Written instruction:
Go through the records and copy each line where the word "Results" occurs.

***** Material for this exercise *****

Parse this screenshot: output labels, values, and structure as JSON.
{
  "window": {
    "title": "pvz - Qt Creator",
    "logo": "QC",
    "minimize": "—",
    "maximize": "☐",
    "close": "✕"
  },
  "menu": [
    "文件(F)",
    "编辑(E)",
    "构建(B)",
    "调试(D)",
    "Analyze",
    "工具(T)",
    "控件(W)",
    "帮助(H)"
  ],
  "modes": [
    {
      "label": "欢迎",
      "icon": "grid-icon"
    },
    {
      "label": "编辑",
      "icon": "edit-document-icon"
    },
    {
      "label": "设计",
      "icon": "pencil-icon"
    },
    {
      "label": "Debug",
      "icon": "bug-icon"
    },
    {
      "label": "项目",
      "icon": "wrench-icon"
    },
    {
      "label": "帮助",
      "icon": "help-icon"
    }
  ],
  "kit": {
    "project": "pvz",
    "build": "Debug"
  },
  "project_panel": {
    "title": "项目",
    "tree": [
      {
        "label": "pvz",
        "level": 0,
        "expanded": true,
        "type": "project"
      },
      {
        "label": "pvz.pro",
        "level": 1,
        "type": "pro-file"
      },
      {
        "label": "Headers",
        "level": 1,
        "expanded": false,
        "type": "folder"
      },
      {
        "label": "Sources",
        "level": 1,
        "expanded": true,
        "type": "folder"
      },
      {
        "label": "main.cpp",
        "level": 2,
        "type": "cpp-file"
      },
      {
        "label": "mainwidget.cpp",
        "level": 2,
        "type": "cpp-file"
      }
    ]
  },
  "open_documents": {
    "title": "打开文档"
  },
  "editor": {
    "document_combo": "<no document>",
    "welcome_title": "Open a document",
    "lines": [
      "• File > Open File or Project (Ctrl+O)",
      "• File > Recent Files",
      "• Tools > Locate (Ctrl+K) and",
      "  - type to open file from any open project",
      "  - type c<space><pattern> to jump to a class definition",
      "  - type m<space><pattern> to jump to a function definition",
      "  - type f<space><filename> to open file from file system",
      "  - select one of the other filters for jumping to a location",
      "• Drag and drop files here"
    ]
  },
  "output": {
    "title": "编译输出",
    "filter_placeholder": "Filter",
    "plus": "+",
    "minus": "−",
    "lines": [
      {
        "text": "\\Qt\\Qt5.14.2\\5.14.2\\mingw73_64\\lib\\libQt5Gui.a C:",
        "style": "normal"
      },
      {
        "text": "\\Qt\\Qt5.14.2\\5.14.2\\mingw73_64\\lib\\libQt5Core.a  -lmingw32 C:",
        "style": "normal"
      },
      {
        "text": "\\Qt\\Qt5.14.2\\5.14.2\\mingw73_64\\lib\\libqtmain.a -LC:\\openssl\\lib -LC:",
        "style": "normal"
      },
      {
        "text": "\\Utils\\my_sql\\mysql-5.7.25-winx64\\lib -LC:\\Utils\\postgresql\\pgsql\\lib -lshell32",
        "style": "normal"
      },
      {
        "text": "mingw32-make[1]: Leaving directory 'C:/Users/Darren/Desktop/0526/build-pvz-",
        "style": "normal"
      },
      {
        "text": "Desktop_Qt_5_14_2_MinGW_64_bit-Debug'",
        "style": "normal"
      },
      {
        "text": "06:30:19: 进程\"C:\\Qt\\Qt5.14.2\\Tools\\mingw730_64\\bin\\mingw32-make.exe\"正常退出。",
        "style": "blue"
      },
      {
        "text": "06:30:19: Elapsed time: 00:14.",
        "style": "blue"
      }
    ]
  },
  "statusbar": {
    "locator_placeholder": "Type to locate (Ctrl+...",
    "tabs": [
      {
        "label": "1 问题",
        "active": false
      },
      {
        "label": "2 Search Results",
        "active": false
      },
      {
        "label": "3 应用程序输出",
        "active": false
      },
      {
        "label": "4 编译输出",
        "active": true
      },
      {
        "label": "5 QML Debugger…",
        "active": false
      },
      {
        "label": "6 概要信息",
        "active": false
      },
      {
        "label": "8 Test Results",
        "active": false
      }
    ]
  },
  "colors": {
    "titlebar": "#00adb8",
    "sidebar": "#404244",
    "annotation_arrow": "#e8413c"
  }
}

*****

Answer for this exercise:
        "label": "2 Search Results",
        "label": "8 Test Results",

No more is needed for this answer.